** Start EXERCISE DATA **

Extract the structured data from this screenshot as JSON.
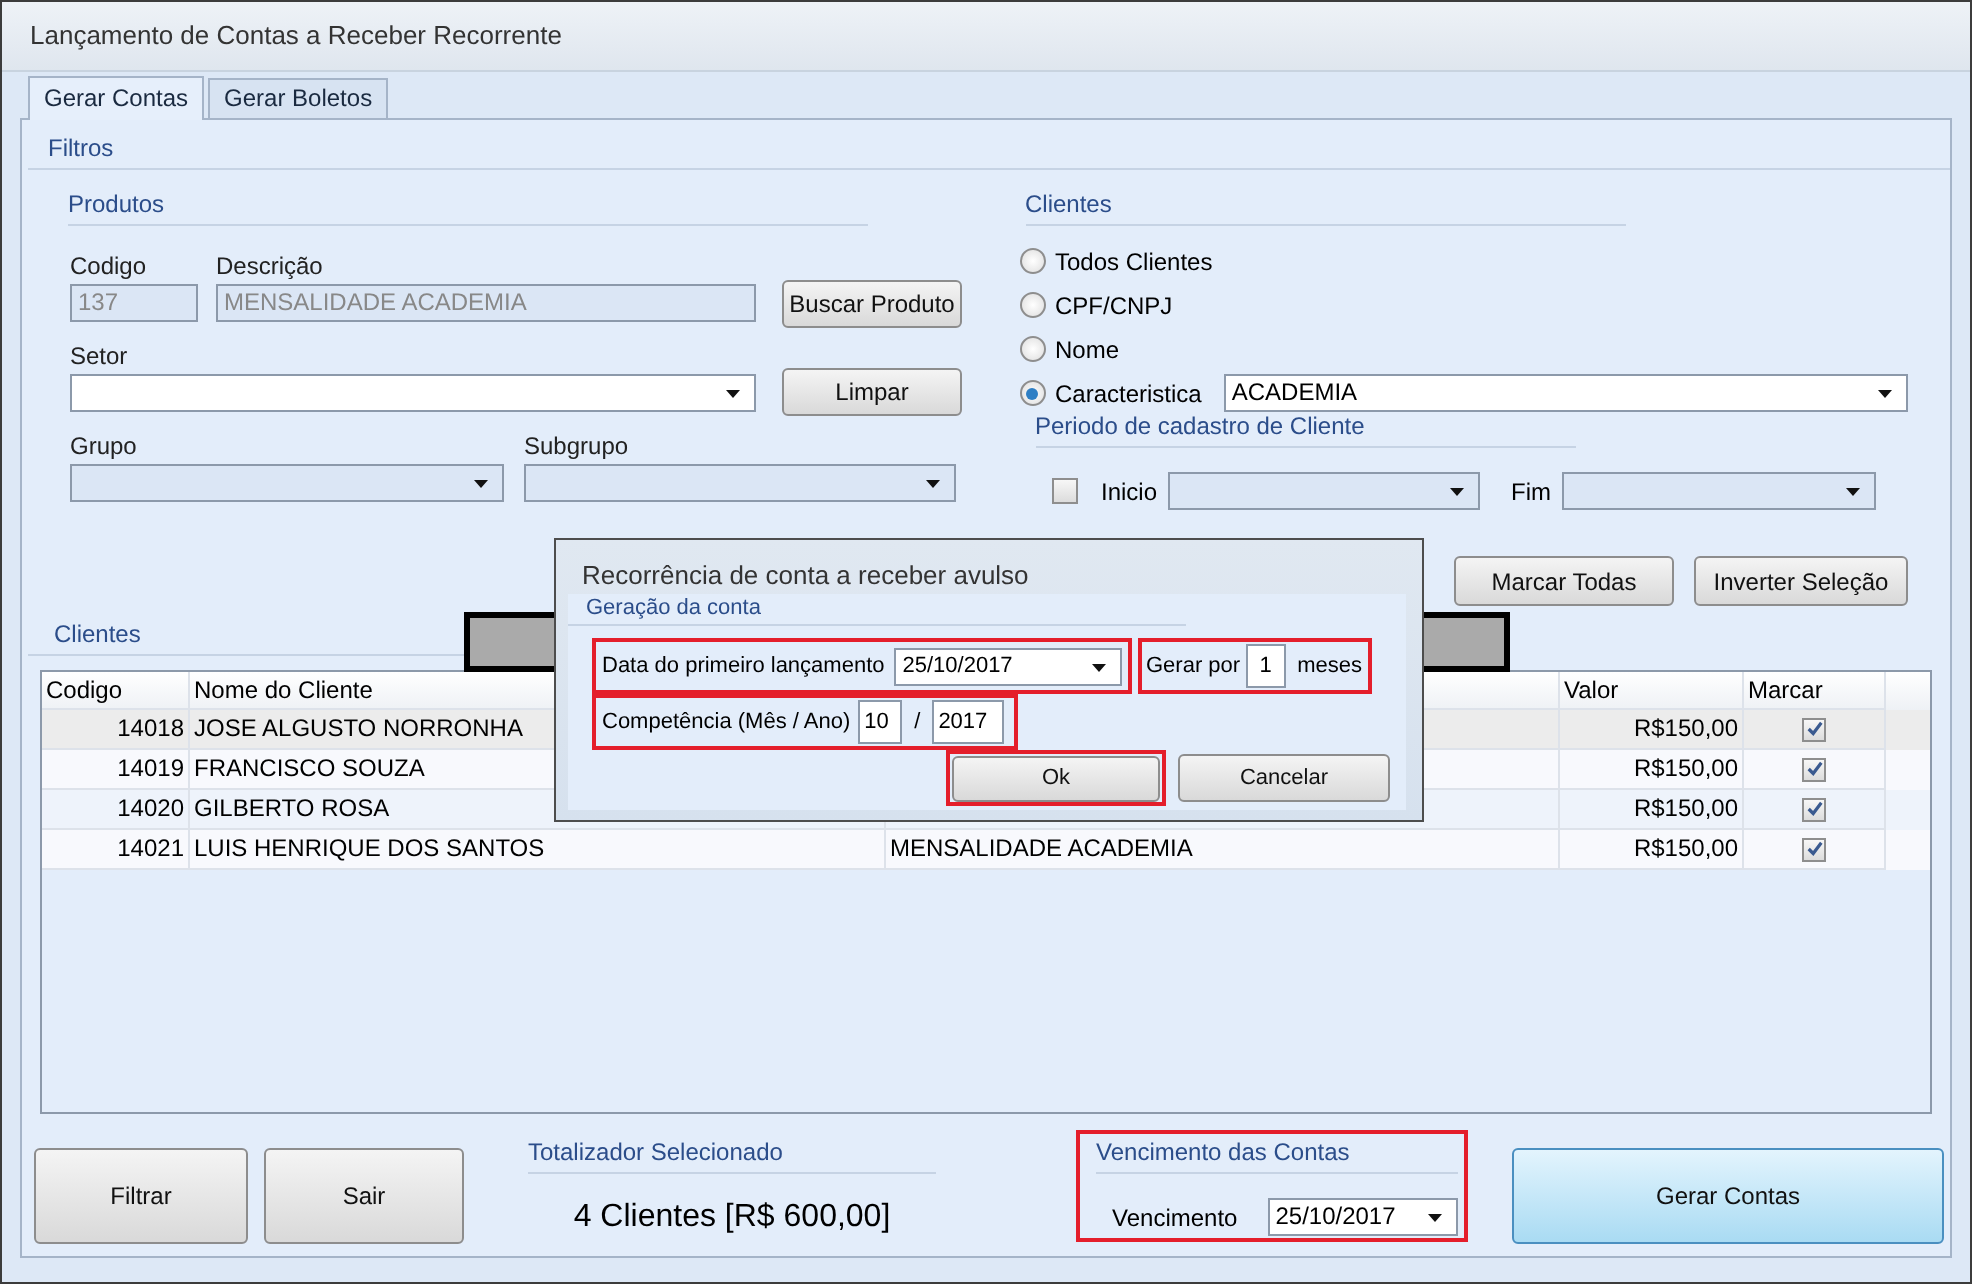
{
  "window": {
    "title": "Lançamento de Contas a Receber Recorrente"
  },
  "tabs": [
    {
      "label": "Gerar Contas",
      "selected": true
    },
    {
      "label": "Gerar Boletos",
      "selected": false
    }
  ],
  "filters": {
    "title": "Filtros",
    "produtos": {
      "title": "Produtos",
      "codigo": {
        "label": "Codigo",
        "value": "137",
        "disabled": true
      },
      "descricao": {
        "label": "Descrição",
        "value": "MENSALIDADE ACADEMIA",
        "disabled": true
      },
      "setor": {
        "label": "Setor"
      },
      "grupo": {
        "label": "Grupo"
      },
      "subgrupo": {
        "label": "Subgrupo"
      },
      "search_button": "Buscar Produto",
      "clear_button": "Limpar"
    },
    "clientes": {
      "title": "Clientes",
      "options": [
        {
          "label": "Todos Clientes",
          "selected": false,
          "kind": "radio"
        },
        {
          "label": "CPF/CNPJ",
          "selected": false,
          "kind": "radio"
        },
        {
          "label": "Nome",
          "selected": false,
          "kind": "radio"
        },
        {
          "label": "Caracteristica",
          "selected": true,
          "kind": "radio_select",
          "value": "ACADEMIA"
        }
      ]
    },
    "periodo": {
      "title": "Periodo de cadastro de Cliente",
      "checked": false,
      "inicio_label": "Inicio",
      "fim_label": "Fim"
    }
  },
  "selection_buttons": [
    "Marcar Todas",
    "Inverter Seleção"
  ],
  "clients": {
    "title": "Clientes",
    "columns": {
      "codigo": "Codigo",
      "nome": "Nome do Cliente",
      "valor": "Valor",
      "marcar": "Marcar"
    },
    "rows": [
      {
        "codigo": "14018",
        "nome": "JOSE ALGUSTO NORRONHA",
        "valor": "R$150,00",
        "marcar": true,
        "selected": true
      },
      {
        "codigo": "14019",
        "nome": "FRANCISCO SOUZA",
        "valor": "R$150,00",
        "marcar": true,
        "selected": false
      },
      {
        "codigo": "14020",
        "nome": "GILBERTO ROSA",
        "valor": "R$150,00",
        "marcar": true,
        "selected": false
      },
      {
        "codigo": "14021",
        "nome": "LUIS HENRIQUE DOS SANTOS",
        "column_3": "MENSALIDADE ACADEMIA",
        "valor": "R$150,00",
        "marcar": true,
        "selected": false
      }
    ]
  },
  "actions": [
    "Filtrar",
    "Sair"
  ],
  "totalizador": {
    "title": "Totalizador Selecionado",
    "value": "4 Clientes [R$ 600,00]"
  },
  "vencimento": {
    "title": "Vencimento das Contas",
    "label": "Vencimento",
    "value": "25/10/2017",
    "highlighted": true
  },
  "generate_button": "Gerar Contas",
  "dialog": {
    "title": "Recorrência de conta a receber avulso",
    "group_title": "Geração da conta",
    "first_date": {
      "label": "Data do primeiro lançamento",
      "value": "25/10/2017",
      "highlighted": true
    },
    "gerar_por": {
      "label": "Gerar por",
      "value": "1",
      "unit": "meses",
      "highlighted": true
    },
    "competencia": {
      "label": "Competência (Mês / Ano)",
      "mes": "10",
      "separator": "/",
      "ano": "2017",
      "highlighted": true
    },
    "ok": {
      "label": "Ok",
      "highlighted": true
    },
    "cancel": {
      "label": "Cancelar"
    }
  }
}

** End EXERCISE DATA **

WORK INSTRUCTIONS |
Copy every line of the data exactly as written, excluding the pictures.

RESPONSE BELOW |
Extract the structured data from this screenshot as JSON.
{
  "window": {
    "title": "Lançamento de Contas a Receber Recorrente"
  },
  "tabs": [
    {
      "label": "Gerar Contas",
      "selected": true
    },
    {
      "label": "Gerar Boletos",
      "selected": false
    }
  ],
  "filters": {
    "title": "Filtros",
    "produtos": {
      "title": "Produtos",
      "codigo": {
        "label": "Codigo",
        "value": "137",
        "disabled": true
      },
      "descricao": {
        "label": "Descrição",
        "value": "MENSALIDADE ACADEMIA",
        "disabled": true
      },
      "setor": {
        "label": "Setor"
      },
      "grupo": {
        "label": "Grupo"
      },
      "subgrupo": {
        "label": "Subgrupo"
      },
      "search_button": "Buscar Produto",
      "clear_button": "Limpar"
    },
    "clientes": {
      "title": "Clientes",
      "options": [
        {
          "label": "Todos Clientes",
          "selected": false,
          "kind": "radio"
        },
        {
          "label": "CPF/CNPJ",
          "selected": false,
          "kind": "radio"
        },
        {
          "label": "Nome",
          "selected": false,
          "kind": "radio"
        },
        {
          "label": "Caracteristica",
          "selected": true,
          "kind": "radio_select",
          "value": "ACADEMIA"
        }
      ]
    },
    "periodo": {
      "title": "Periodo de cadastro de Cliente",
      "checked": false,
      "inicio_label": "Inicio",
      "fim_label": "Fim"
    }
  },
  "selection_buttons": [
    "Marcar Todas",
    "Inverter Seleção"
  ],
  "clients": {
    "title": "Clientes",
    "columns": {
      "codigo": "Codigo",
      "nome": "Nome do Cliente",
      "valor": "Valor",
      "marcar": "Marcar"
    },
    "rows": [
      {
        "codigo": "14018",
        "nome": "JOSE ALGUSTO NORRONHA",
        "valor": "R$150,00",
        "marcar": true,
        "selected": true
      },
      {
        "codigo": "14019",
        "nome": "FRANCISCO SOUZA",
        "valor": "R$150,00",
        "marcar": true,
        "selected": false
      },
      {
        "codigo": "14020",
        "nome": "GILBERTO ROSA",
        "valor": "R$150,00",
        "marcar": true,
        "selected": false
      },
      {
        "codigo": "14021",
        "nome": "LUIS HENRIQUE DOS SANTOS",
        "column_3": "MENSALIDADE ACADEMIA",
        "valor": "R$150,00",
        "marcar": true,
        "selected": false
      }
    ]
  },
  "actions": [
    "Filtrar",
    "Sair"
  ],
  "totalizador": {
    "title": "Totalizador Selecionado",
    "value": "4 Clientes [R$ 600,00]"
  },
  "vencimento": {
    "title": "Vencimento das Contas",
    "label": "Vencimento",
    "value": "25/10/2017",
    "highlighted": true
  },
  "generate_button": "Gerar Contas",
  "dialog": {
    "title": "Recorrência de conta a receber avulso",
    "group_title": "Geração da conta",
    "first_date": {
      "label": "Data do primeiro lançamento",
      "value": "25/10/2017",
      "highlighted": true
    },
    "gerar_por": {
      "label": "Gerar por",
      "value": "1",
      "unit": "meses",
      "highlighted": true
    },
    "competencia": {
      "label": "Competência (Mês / Ano)",
      "mes": "10",
      "separator": "/",
      "ano": "2017",
      "highlighted": true
    },
    "ok": {
      "label": "Ok",
      "highlighted": true
    },
    "cancel": {
      "label": "Cancelar"
    }
  }
}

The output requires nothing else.